### TASK
Reproduce each line of the material exactly, minus any picture.
----
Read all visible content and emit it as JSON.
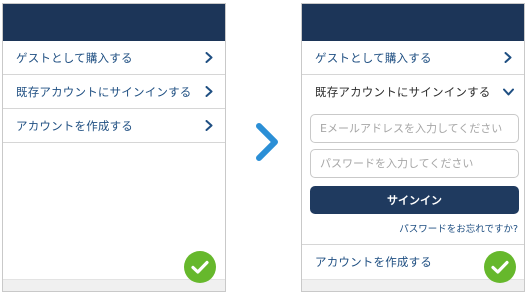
{
  "left_screen": {
    "menu": [
      {
        "label": "ゲストとして購入する"
      },
      {
        "label": "既存アカウントにサインインする"
      },
      {
        "label": "アカウントを作成する"
      }
    ]
  },
  "right_screen": {
    "menu": [
      {
        "label": "ゲストとして購入する"
      },
      {
        "label": "既存アカウントにサインインする"
      }
    ],
    "email_placeholder": "Eメールアドレスを入力してください",
    "password_placeholder": "パスワードを入力してください",
    "signin_label": "サインイン",
    "forgot_label": "パスワードをお忘れですか?",
    "create_account_label": "アカウントを作成する"
  },
  "icons": {
    "row_chevron": "chevron-right-icon",
    "expanded_chevron": "chevron-down-icon",
    "transition_arrow": "chevron-right-icon",
    "success_badge": "checkmark-icon"
  },
  "colors": {
    "header": "#1c3558",
    "link": "#1f4f82",
    "button": "#1f3a5f",
    "arrow": "#2b8fd6",
    "check": "#66b82c"
  }
}
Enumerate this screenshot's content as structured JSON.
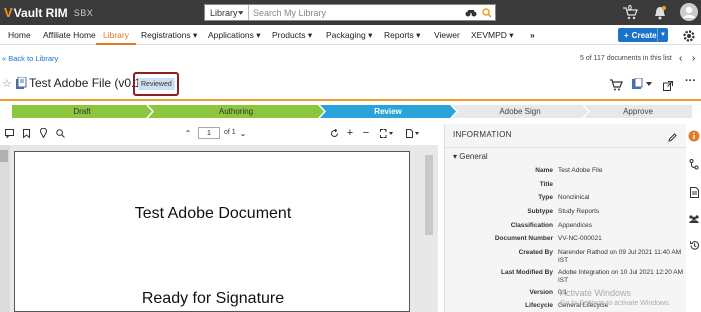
----
### FULL RESPONSE
Read all visible content and emit it as JSON.
{
  "left_screen": {
    "menu": [
      {
        "label": "ゲストとして購入する"
      },
      {
        "label": "既存アカウントにサインインする"
      },
      {
        "label": "アカウントを作成する"
      }
    ]
  },
  "right_screen": {
    "menu": [
      {
        "label": "ゲストとして購入する"
      },
      {
        "label": "既存アカウントにサインインする"
      }
    ],
    "email_placeholder": "Eメールアドレスを入力してください",
    "password_placeholder": "パスワードを入力してください",
    "signin_label": "サインイン",
    "forgot_label": "パスワードをお忘れですか?",
    "create_account_label": "アカウントを作成する"
  },
  "icons": {
    "row_chevron": "chevron-right-icon",
    "expanded_chevron": "chevron-down-icon",
    "transition_arrow": "chevron-right-icon",
    "success_badge": "checkmark-icon"
  },
  "colors": {
    "header": "#1c3558",
    "link": "#1f4f82",
    "button": "#1f3a5f",
    "arrow": "#2b8fd6",
    "check": "#66b82c"
  }
}
Enumerate this screenshot's content as structured JSON.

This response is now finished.